Without the images, output each record below as it stands.
# start of Listing
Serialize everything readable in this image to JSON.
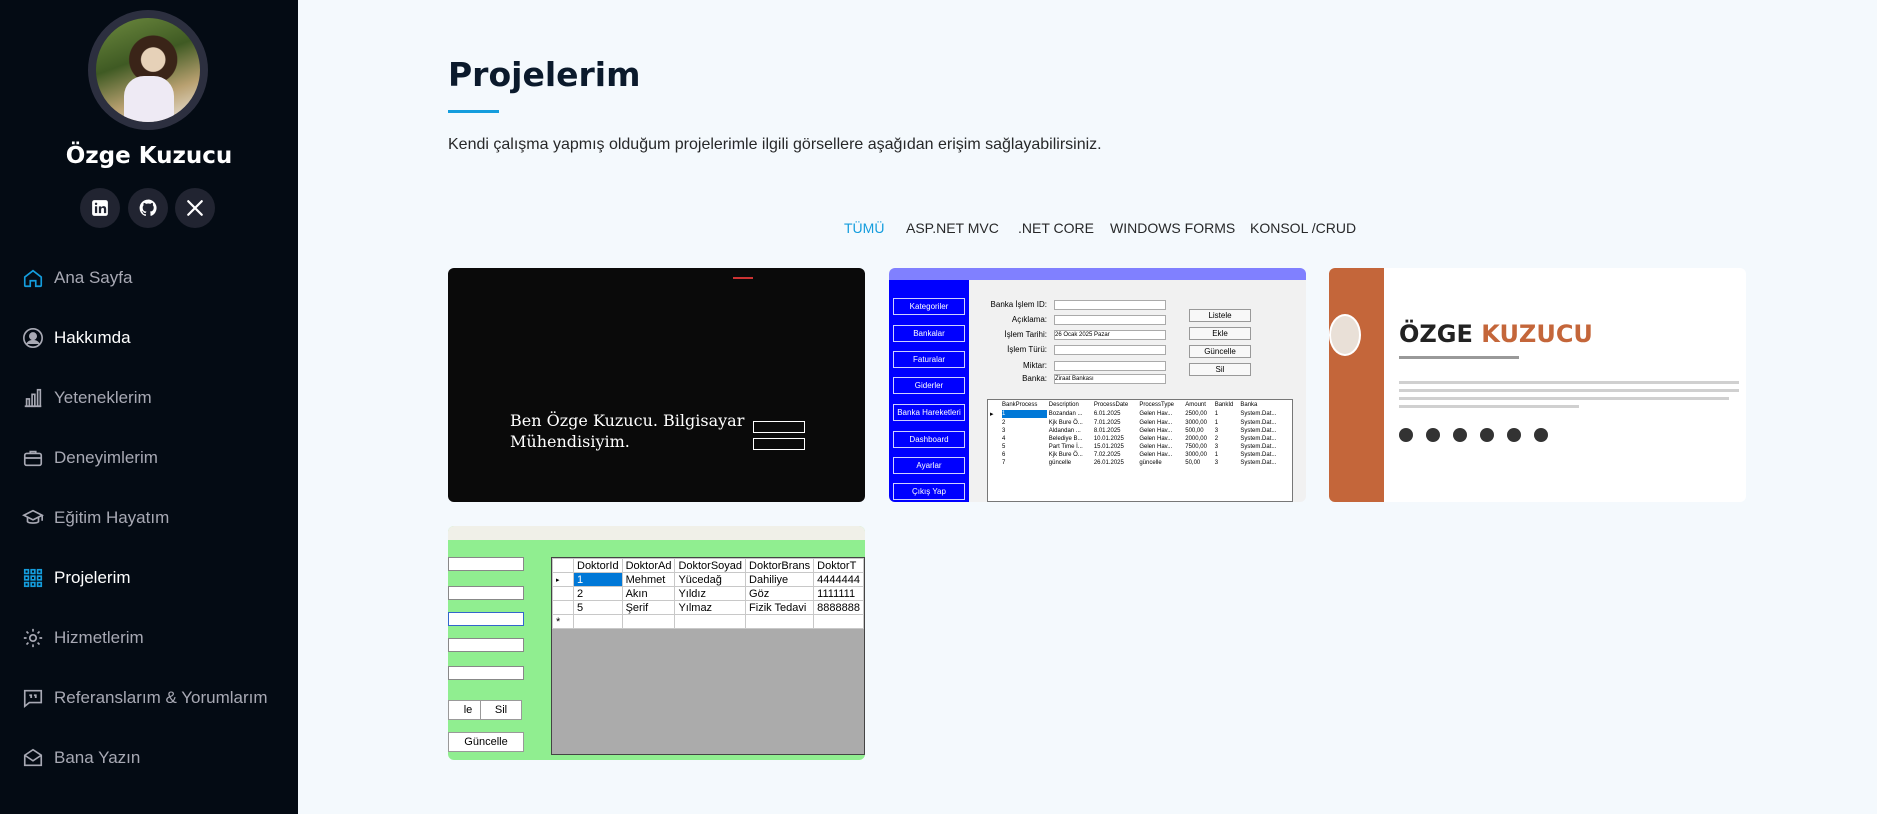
{
  "profile": {
    "name": "Özge Kuzucu"
  },
  "social": [
    {
      "name": "linkedin-icon"
    },
    {
      "name": "github-icon"
    },
    {
      "name": "x-icon"
    }
  ],
  "nav": [
    {
      "label": "Ana Sayfa",
      "icon": "home-icon",
      "active": false
    },
    {
      "label": "Hakkımda",
      "icon": "person-icon",
      "active": false
    },
    {
      "label": "Yeteneklerim",
      "icon": "bar-chart-icon",
      "active": false
    },
    {
      "label": "Deneyimlerim",
      "icon": "briefcase-icon",
      "active": false
    },
    {
      "label": "Eğitim Hayatım",
      "icon": "graduation-cap-icon",
      "active": false
    },
    {
      "label": "Projelerim",
      "icon": "grid-icon",
      "active": true
    },
    {
      "label": "Hizmetlerim",
      "icon": "gear-icon",
      "active": false
    },
    {
      "label": "Referanslarım & Yorumlarım",
      "icon": "quote-icon",
      "active": false
    },
    {
      "label": "Bana Yazın",
      "icon": "envelope-icon",
      "active": false
    }
  ],
  "main": {
    "title": "Projelerim",
    "intro": "Kendi çalışma yapmış olduğum projelerimle ilgili görsellere aşağıdan erişim sağlayabilirsiniz.",
    "filters": [
      "TÜMÜ",
      "ASP.NET MVC",
      ".NET CORE",
      "WINDOWS FORMS",
      "KONSOL /CRUD"
    ],
    "active_filter": "TÜMÜ"
  },
  "projects": {
    "p1": {
      "headline": "Ben Özge Kuzucu. Bilgisayar Mühendisiyim."
    },
    "p2": {
      "window_title": "Banka Hareketleri",
      "side_buttons": [
        "Kategoriler",
        "Bankalar",
        "Faturalar",
        "Giderler",
        "Banka Hareketleri",
        "Dashboard",
        "Ayarlar",
        "Çıkış Yap"
      ],
      "labels": [
        "Banka İşlem ID:",
        "Açıklama:",
        "İşlem Tarihi:",
        "İşlem Türü:",
        "Miktar:",
        "Banka:"
      ],
      "date_value": "26 Ocak 2025 Pazar",
      "bank_value": "Ziraat Bankası",
      "action_buttons": [
        "Listele",
        "Ekle",
        "Güncelle",
        "Sil"
      ],
      "grid_headers": [
        "BankProcess",
        "Description",
        "ProcessDate",
        "ProcessType",
        "Amount",
        "BankId",
        "Banka"
      ],
      "grid_rows": [
        [
          "1",
          "Bozandan ...",
          "6.01.2025",
          "Gelen Hav...",
          "2500,00",
          "1",
          "System.Dat..."
        ],
        [
          "2",
          "Kjk Bure Ö...",
          "7.01.2025",
          "Gelen Hav...",
          "3000,00",
          "1",
          "System.Dat..."
        ],
        [
          "3",
          "Aldandan ...",
          "8.01.2025",
          "Gelen Hav...",
          "500,00",
          "3",
          "System.Dat..."
        ],
        [
          "4",
          "Belediye B...",
          "10.01.2025",
          "Gelen Hav...",
          "2000,00",
          "2",
          "System.Dat..."
        ],
        [
          "5",
          "Part Time İ...",
          "15.01.2025",
          "Gelen Hav...",
          "7500,00",
          "3",
          "System.Dat..."
        ],
        [
          "6",
          "Kjk Bure Ö...",
          "7.02.2025",
          "Gelen Hav...",
          "3000,00",
          "1",
          "System.Dat..."
        ],
        [
          "7",
          "güncelle",
          "26.01.2025",
          "güncelle",
          "50,00",
          "3",
          "System.Dat..."
        ]
      ]
    },
    "p3": {
      "name_first": "ÖZGE",
      "name_last": "KUZUCU"
    },
    "p4": {
      "buttons": [
        "le",
        "Sil",
        "Güncelle"
      ],
      "grid_headers": [
        "DoktorId",
        "DoktorAd",
        "DoktorSoyad",
        "DoktorBrans",
        "DoktorT"
      ],
      "grid_rows": [
        [
          "1",
          "Mehmet",
          "Yücedağ",
          "Dahiliye",
          "4444444"
        ],
        [
          "2",
          "Akın",
          "Yıldız",
          "Göz",
          "1111111"
        ],
        [
          "5",
          "Şerif",
          "Yılmaz",
          "Fizik Tedavi",
          "8888888"
        ]
      ]
    }
  },
  "colors": {
    "accent": "#149ddd",
    "sidebar": "#040b14",
    "background": "#f4f9fd"
  }
}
# end of Listing
▸ Solution for this task
Serialize everything readable in this image to JSON.
{
  "profile": {
    "name": "Özge Kuzucu"
  },
  "social": [
    {
      "name": "linkedin-icon"
    },
    {
      "name": "github-icon"
    },
    {
      "name": "x-icon"
    }
  ],
  "nav": [
    {
      "label": "Ana Sayfa",
      "icon": "home-icon",
      "active": false
    },
    {
      "label": "Hakkımda",
      "icon": "person-icon",
      "active": false
    },
    {
      "label": "Yeteneklerim",
      "icon": "bar-chart-icon",
      "active": false
    },
    {
      "label": "Deneyimlerim",
      "icon": "briefcase-icon",
      "active": false
    },
    {
      "label": "Eğitim Hayatım",
      "icon": "graduation-cap-icon",
      "active": false
    },
    {
      "label": "Projelerim",
      "icon": "grid-icon",
      "active": true
    },
    {
      "label": "Hizmetlerim",
      "icon": "gear-icon",
      "active": false
    },
    {
      "label": "Referanslarım & Yorumlarım",
      "icon": "quote-icon",
      "active": false
    },
    {
      "label": "Bana Yazın",
      "icon": "envelope-icon",
      "active": false
    }
  ],
  "main": {
    "title": "Projelerim",
    "intro": "Kendi çalışma yapmış olduğum projelerimle ilgili görsellere aşağıdan erişim sağlayabilirsiniz.",
    "filters": [
      "TÜMÜ",
      "ASP.NET MVC",
      ".NET CORE",
      "WINDOWS FORMS",
      "KONSOL /CRUD"
    ],
    "active_filter": "TÜMÜ"
  },
  "projects": {
    "p1": {
      "headline": "Ben Özge Kuzucu. Bilgisayar Mühendisiyim."
    },
    "p2": {
      "window_title": "Banka Hareketleri",
      "side_buttons": [
        "Kategoriler",
        "Bankalar",
        "Faturalar",
        "Giderler",
        "Banka Hareketleri",
        "Dashboard",
        "Ayarlar",
        "Çıkış Yap"
      ],
      "labels": [
        "Banka İşlem ID:",
        "Açıklama:",
        "İşlem Tarihi:",
        "İşlem Türü:",
        "Miktar:",
        "Banka:"
      ],
      "date_value": "26 Ocak 2025 Pazar",
      "bank_value": "Ziraat Bankası",
      "action_buttons": [
        "Listele",
        "Ekle",
        "Güncelle",
        "Sil"
      ],
      "grid_headers": [
        "BankProcess",
        "Description",
        "ProcessDate",
        "ProcessType",
        "Amount",
        "BankId",
        "Banka"
      ],
      "grid_rows": [
        [
          "1",
          "Bozandan ...",
          "6.01.2025",
          "Gelen Hav...",
          "2500,00",
          "1",
          "System.Dat..."
        ],
        [
          "2",
          "Kjk Bure Ö...",
          "7.01.2025",
          "Gelen Hav...",
          "3000,00",
          "1",
          "System.Dat..."
        ],
        [
          "3",
          "Aldandan ...",
          "8.01.2025",
          "Gelen Hav...",
          "500,00",
          "3",
          "System.Dat..."
        ],
        [
          "4",
          "Belediye B...",
          "10.01.2025",
          "Gelen Hav...",
          "2000,00",
          "2",
          "System.Dat..."
        ],
        [
          "5",
          "Part Time İ...",
          "15.01.2025",
          "Gelen Hav...",
          "7500,00",
          "3",
          "System.Dat..."
        ],
        [
          "6",
          "Kjk Bure Ö...",
          "7.02.2025",
          "Gelen Hav...",
          "3000,00",
          "1",
          "System.Dat..."
        ],
        [
          "7",
          "güncelle",
          "26.01.2025",
          "güncelle",
          "50,00",
          "3",
          "System.Dat..."
        ]
      ]
    },
    "p3": {
      "name_first": "ÖZGE",
      "name_last": "KUZUCU"
    },
    "p4": {
      "buttons": [
        "le",
        "Sil",
        "Güncelle"
      ],
      "grid_headers": [
        "DoktorId",
        "DoktorAd",
        "DoktorSoyad",
        "DoktorBrans",
        "DoktorT"
      ],
      "grid_rows": [
        [
          "1",
          "Mehmet",
          "Yücedağ",
          "Dahiliye",
          "4444444"
        ],
        [
          "2",
          "Akın",
          "Yıldız",
          "Göz",
          "1111111"
        ],
        [
          "5",
          "Şerif",
          "Yılmaz",
          "Fizik Tedavi",
          "8888888"
        ]
      ]
    }
  },
  "colors": {
    "accent": "#149ddd",
    "sidebar": "#040b14",
    "background": "#f4f9fd"
  }
}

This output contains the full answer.